Output every record word for word.

----- ENTRIES SUPPLIED

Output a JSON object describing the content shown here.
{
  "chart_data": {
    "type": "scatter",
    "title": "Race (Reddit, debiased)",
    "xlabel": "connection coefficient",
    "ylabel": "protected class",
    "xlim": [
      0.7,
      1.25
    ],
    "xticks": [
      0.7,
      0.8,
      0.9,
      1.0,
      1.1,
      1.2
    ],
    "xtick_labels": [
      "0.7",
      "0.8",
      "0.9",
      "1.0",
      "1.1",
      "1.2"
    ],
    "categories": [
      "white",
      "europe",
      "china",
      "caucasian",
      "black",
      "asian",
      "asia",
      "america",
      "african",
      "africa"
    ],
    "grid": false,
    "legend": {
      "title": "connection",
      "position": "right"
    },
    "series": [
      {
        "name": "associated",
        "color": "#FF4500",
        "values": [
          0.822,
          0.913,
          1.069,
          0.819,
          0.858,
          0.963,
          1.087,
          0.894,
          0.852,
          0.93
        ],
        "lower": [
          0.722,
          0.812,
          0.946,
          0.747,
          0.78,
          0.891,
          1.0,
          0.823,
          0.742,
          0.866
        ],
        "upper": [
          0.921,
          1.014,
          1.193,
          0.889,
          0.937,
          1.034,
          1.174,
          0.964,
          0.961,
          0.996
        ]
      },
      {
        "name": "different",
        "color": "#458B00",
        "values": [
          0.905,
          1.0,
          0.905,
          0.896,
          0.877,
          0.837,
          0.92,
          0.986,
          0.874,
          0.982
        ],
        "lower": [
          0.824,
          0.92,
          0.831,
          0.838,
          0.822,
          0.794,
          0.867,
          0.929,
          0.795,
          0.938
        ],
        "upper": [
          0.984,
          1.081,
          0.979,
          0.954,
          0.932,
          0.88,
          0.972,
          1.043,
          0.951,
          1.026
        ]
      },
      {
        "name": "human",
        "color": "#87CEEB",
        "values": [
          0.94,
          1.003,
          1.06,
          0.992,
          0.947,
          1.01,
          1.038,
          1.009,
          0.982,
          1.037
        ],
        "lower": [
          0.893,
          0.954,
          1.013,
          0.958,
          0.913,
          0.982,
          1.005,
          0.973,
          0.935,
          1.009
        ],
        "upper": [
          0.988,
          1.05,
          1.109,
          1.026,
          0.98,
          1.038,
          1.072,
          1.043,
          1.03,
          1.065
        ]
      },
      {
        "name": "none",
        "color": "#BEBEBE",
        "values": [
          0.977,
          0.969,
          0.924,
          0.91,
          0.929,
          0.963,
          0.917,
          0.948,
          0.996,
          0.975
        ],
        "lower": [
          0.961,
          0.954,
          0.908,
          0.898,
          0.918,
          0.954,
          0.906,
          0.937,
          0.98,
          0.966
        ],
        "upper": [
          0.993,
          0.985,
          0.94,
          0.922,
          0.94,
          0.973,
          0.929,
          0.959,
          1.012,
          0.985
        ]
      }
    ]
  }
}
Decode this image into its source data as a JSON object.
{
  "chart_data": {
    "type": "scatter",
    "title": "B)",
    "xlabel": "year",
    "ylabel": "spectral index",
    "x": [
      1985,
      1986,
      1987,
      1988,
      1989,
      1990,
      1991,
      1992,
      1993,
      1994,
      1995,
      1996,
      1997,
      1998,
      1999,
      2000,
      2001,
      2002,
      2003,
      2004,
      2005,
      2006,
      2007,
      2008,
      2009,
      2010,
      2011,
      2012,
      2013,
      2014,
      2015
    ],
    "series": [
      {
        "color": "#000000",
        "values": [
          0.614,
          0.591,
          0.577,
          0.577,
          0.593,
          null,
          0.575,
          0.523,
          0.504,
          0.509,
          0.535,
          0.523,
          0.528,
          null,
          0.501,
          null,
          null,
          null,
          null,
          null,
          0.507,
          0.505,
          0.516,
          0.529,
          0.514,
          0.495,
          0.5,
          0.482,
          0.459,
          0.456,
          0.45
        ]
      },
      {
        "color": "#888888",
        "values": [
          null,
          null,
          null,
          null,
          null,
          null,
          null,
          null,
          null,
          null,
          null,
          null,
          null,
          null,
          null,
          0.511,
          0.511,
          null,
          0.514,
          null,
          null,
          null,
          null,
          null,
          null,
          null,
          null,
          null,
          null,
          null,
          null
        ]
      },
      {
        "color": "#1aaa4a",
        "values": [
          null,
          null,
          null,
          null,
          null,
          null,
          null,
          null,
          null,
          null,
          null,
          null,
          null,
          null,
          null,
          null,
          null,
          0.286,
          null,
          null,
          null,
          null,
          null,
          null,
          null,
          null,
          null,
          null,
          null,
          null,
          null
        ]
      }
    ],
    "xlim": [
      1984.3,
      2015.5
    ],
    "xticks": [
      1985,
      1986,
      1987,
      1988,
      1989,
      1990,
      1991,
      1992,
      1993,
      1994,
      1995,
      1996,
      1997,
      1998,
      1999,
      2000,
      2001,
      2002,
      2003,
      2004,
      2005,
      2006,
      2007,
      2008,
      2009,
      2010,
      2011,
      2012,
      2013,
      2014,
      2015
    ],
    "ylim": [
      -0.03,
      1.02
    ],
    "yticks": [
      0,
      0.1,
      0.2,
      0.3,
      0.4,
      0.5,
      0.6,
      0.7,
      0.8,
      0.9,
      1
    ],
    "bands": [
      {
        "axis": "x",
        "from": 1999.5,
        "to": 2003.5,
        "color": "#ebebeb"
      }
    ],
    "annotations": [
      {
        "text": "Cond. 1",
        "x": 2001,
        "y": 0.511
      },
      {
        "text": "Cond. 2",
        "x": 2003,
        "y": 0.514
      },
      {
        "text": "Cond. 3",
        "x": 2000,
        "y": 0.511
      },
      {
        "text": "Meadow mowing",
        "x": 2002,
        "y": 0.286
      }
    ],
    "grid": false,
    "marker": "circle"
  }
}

----------

SOLVED PROBLEM:
Output a JSON object describing the content shown here.
{
  "chart_data": {
    "type": "scatter",
    "title": "Race (Reddit, debiased)",
    "xlabel": "connection coefficient",
    "ylabel": "protected class",
    "xlim": [
      0.7,
      1.25
    ],
    "xticks": [
      0.7,
      0.8,
      0.9,
      1.0,
      1.1,
      1.2
    ],
    "xtick_labels": [
      "0.7",
      "0.8",
      "0.9",
      "1.0",
      "1.1",
      "1.2"
    ],
    "categories": [
      "white",
      "europe",
      "china",
      "caucasian",
      "black",
      "asian",
      "asia",
      "america",
      "african",
      "africa"
    ],
    "grid": false,
    "legend": {
      "title": "connection",
      "position": "right"
    },
    "series": [
      {
        "name": "associated",
        "color": "#FF4500",
        "values": [
          0.822,
          0.913,
          1.069,
          0.819,
          0.858,
          0.963,
          1.087,
          0.894,
          0.852,
          0.93
        ],
        "lower": [
          0.722,
          0.812,
          0.946,
          0.747,
          0.78,
          0.891,
          1.0,
          0.823,
          0.742,
          0.866
        ],
        "upper": [
          0.921,
          1.014,
          1.193,
          0.889,
          0.937,
          1.034,
          1.174,
          0.964,
          0.961,
          0.996
        ]
      },
      {
        "name": "different",
        "color": "#458B00",
        "values": [
          0.905,
          1.0,
          0.905,
          0.896,
          0.877,
          0.837,
          0.92,
          0.986,
          0.874,
          0.982
        ],
        "lower": [
          0.824,
          0.92,
          0.831,
          0.838,
          0.822,
          0.794,
          0.867,
          0.929,
          0.795,
          0.938
        ],
        "upper": [
          0.984,
          1.081,
          0.979,
          0.954,
          0.932,
          0.88,
          0.972,
          1.043,
          0.951,
          1.026
        ]
      },
      {
        "name": "human",
        "color": "#87CEEB",
        "values": [
          0.94,
          1.003,
          1.06,
          0.992,
          0.947,
          1.01,
          1.038,
          1.009,
          0.982,
          1.037
        ],
        "lower": [
          0.893,
          0.954,
          1.013,
          0.958,
          0.913,
          0.982,
          1.005,
          0.973,
          0.935,
          1.009
        ],
        "upper": [
          0.988,
          1.05,
          1.109,
          1.026,
          0.98,
          1.038,
          1.072,
          1.043,
          1.03,
          1.065
        ]
      },
      {
        "name": "none",
        "color": "#BEBEBE",
        "values": [
          0.977,
          0.969,
          0.924,
          0.91,
          0.929,
          0.963,
          0.917,
          0.948,
          0.996,
          0.975
        ],
        "lower": [
          0.961,
          0.954,
          0.908,
          0.898,
          0.918,
          0.954,
          0.906,
          0.937,
          0.98,
          0.966
        ],
        "upper": [
          0.993,
          0.985,
          0.94,
          0.922,
          0.94,
          0.973,
          0.929,
          0.959,
          1.012,
          0.985
        ]
      }
    ]
  }
}
Decode this image into its source data as a JSON object.
{
  "chart_data": {
    "type": "scatter",
    "title": "B)",
    "xlabel": "year",
    "ylabel": "spectral index",
    "x": [
      1985,
      1986,
      1987,
      1988,
      1989,
      1990,
      1991,
      1992,
      1993,
      1994,
      1995,
      1996,
      1997,
      1998,
      1999,
      2000,
      2001,
      2002,
      2003,
      2004,
      2005,
      2006,
      2007,
      2008,
      2009,
      2010,
      2011,
      2012,
      2013,
      2014,
      2015
    ],
    "series": [
      {
        "color": "#000000",
        "values": [
          0.614,
          0.591,
          0.577,
          0.577,
          0.593,
          null,
          0.575,
          0.523,
          0.504,
          0.509,
          0.535,
          0.523,
          0.528,
          null,
          0.501,
          null,
          null,
          null,
          null,
          null,
          0.507,
          0.505,
          0.516,
          0.529,
          0.514,
          0.495,
          0.5,
          0.482,
          0.459,
          0.456,
          0.45
        ]
      },
      {
        "color": "#888888",
        "values": [
          null,
          null,
          null,
          null,
          null,
          null,
          null,
          null,
          null,
          null,
          null,
          null,
          null,
          null,
          null,
          0.511,
          0.511,
          null,
          0.514,
          null,
          null,
          null,
          null,
          null,
          null,
          null,
          null,
          null,
          null,
          null,
          null
        ]
      },
      {
        "color": "#1aaa4a",
        "values": [
          null,
          null,
          null,
          null,
          null,
          null,
          null,
          null,
          null,
          null,
          null,
          null,
          null,
          null,
          null,
          null,
          null,
          0.286,
          null,
          null,
          null,
          null,
          null,
          null,
          null,
          null,
          null,
          null,
          null,
          null,
          null
        ]
      }
    ],
    "xlim": [
      1984.3,
      2015.5
    ],
    "xticks": [
      1985,
      1986,
      1987,
      1988,
      1989,
      1990,
      1991,
      1992,
      1993,
      1994,
      1995,
      1996,
      1997,
      1998,
      1999,
      2000,
      2001,
      2002,
      2003,
      2004,
      2005,
      2006,
      2007,
      2008,
      2009,
      2010,
      2011,
      2012,
      2013,
      2014,
      2015
    ],
    "ylim": [
      -0.03,
      1.02
    ],
    "yticks": [
      0,
      0.1,
      0.2,
      0.3,
      0.4,
      0.5,
      0.6,
      0.7,
      0.8,
      0.9,
      1
    ],
    "bands": [
      {
        "axis": "x",
        "from": 1999.5,
        "to": 2003.5,
        "color": "#ebebeb"
      }
    ],
    "annotations": [
      {
        "text": "Cond. 1",
        "x": 2001,
        "y": 0.511
      },
      {
        "text": "Cond. 2",
        "x": 2003,
        "y": 0.514
      },
      {
        "text": "Cond. 3",
        "x": 2000,
        "y": 0.511
      },
      {
        "text": "Meadow mowing",
        "x": 2002,
        "y": 0.286
      }
    ],
    "grid": false,
    "marker": "circle"
  }
}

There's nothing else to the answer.